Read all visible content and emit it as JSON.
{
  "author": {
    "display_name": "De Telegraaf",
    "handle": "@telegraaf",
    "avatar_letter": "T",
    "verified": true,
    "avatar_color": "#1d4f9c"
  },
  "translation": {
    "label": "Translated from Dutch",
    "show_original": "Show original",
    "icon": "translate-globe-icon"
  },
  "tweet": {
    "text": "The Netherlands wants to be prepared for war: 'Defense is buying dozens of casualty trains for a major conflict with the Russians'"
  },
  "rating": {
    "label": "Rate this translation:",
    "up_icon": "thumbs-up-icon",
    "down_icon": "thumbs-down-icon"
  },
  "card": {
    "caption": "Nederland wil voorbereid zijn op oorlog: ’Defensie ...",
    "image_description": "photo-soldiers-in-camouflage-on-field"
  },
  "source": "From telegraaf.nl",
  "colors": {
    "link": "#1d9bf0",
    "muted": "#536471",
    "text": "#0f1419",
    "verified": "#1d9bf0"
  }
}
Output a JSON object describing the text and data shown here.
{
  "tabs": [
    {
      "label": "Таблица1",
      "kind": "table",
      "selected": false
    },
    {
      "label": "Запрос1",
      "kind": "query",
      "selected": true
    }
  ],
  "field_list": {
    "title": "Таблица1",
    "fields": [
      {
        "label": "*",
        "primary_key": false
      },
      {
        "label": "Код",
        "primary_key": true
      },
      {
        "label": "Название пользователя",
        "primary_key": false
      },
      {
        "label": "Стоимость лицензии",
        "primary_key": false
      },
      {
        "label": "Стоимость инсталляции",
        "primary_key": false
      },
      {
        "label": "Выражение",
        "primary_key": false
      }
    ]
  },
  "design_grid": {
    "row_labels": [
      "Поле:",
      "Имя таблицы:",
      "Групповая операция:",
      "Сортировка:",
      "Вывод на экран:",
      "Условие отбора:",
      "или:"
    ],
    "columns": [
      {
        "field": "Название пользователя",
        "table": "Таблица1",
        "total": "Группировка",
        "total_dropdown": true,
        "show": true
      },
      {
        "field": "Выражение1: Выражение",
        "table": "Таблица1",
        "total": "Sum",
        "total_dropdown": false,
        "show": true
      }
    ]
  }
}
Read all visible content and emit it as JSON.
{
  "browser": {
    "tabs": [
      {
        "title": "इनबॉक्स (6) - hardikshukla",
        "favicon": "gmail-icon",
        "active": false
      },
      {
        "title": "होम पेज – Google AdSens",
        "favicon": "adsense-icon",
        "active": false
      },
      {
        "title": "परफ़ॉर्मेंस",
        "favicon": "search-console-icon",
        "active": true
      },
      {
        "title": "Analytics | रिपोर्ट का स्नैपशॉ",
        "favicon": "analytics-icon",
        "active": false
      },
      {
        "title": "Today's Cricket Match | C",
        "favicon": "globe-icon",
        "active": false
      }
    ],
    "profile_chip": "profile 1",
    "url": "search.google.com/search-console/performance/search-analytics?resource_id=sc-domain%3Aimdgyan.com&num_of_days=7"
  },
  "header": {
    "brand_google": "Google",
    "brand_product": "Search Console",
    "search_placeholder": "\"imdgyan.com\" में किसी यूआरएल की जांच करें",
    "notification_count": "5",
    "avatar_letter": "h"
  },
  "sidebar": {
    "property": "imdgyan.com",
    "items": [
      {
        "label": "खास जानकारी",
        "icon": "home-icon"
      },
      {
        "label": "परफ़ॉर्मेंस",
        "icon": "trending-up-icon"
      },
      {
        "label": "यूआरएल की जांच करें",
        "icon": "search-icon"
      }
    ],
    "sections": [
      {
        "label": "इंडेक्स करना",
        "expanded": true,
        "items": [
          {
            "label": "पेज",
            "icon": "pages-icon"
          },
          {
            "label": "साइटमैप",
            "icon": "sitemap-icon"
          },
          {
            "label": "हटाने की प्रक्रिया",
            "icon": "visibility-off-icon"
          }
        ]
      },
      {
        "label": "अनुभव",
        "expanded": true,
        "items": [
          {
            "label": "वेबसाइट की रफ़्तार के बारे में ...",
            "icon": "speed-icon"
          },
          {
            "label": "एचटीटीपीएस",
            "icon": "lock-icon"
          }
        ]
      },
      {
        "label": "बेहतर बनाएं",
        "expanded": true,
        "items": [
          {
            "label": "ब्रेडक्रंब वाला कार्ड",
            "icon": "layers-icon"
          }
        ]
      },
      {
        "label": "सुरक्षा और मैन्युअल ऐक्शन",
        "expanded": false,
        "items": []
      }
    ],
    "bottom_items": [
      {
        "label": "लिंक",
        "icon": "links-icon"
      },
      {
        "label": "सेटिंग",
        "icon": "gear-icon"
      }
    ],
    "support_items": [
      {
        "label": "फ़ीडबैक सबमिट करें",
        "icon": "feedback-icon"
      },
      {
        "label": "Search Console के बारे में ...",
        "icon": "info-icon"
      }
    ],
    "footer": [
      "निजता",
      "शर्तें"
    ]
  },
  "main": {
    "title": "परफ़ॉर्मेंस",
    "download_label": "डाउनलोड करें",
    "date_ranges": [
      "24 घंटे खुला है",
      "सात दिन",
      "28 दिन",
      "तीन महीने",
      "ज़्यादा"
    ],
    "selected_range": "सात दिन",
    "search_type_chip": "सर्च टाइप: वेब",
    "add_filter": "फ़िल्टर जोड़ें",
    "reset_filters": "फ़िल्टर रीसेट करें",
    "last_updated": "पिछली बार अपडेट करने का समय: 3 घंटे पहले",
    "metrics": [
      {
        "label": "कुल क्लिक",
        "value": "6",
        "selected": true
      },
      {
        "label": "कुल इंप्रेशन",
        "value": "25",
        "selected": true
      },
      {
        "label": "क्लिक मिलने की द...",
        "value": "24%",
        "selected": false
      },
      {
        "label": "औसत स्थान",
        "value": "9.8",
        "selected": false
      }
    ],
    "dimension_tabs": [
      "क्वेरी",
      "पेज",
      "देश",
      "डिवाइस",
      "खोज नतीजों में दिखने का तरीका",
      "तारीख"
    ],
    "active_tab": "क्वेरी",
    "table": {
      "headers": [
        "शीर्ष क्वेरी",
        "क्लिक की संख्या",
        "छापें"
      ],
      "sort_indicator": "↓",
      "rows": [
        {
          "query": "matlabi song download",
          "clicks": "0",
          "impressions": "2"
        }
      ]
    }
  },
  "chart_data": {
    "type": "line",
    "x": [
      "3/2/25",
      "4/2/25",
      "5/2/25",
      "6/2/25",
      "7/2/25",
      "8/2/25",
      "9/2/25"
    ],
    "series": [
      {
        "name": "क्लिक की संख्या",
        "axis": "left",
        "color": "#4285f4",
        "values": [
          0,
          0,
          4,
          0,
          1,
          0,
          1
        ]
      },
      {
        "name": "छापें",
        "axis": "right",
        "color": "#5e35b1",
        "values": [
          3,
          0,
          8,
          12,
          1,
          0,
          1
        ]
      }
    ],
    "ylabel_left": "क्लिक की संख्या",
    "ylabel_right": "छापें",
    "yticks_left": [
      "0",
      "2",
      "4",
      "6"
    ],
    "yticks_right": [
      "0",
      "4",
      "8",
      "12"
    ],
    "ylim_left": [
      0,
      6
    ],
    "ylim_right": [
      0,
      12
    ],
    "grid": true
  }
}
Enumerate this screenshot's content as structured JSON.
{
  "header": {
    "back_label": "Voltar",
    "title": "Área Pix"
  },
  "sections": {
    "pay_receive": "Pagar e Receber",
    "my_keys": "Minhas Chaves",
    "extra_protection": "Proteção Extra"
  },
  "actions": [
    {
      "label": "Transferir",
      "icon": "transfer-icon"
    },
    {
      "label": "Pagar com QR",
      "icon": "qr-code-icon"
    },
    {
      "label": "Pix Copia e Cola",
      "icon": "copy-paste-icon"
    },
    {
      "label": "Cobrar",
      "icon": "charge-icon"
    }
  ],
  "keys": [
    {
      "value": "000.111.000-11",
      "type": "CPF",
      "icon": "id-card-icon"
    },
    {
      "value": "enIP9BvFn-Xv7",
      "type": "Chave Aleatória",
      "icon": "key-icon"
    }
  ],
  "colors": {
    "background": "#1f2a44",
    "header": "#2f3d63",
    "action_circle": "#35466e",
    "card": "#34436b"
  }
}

_TASK TO CARRY OUT_
Note each line of the entries that has "favicon" in it, and copy those lines.

_ANSWER TO THIS EXERCISE_
        "favicon": "gmail-icon",
        "favicon": "adsense-icon",
        "favicon": "search-console-icon",
        "favicon": "analytics-icon",
        "favicon": "globe-icon",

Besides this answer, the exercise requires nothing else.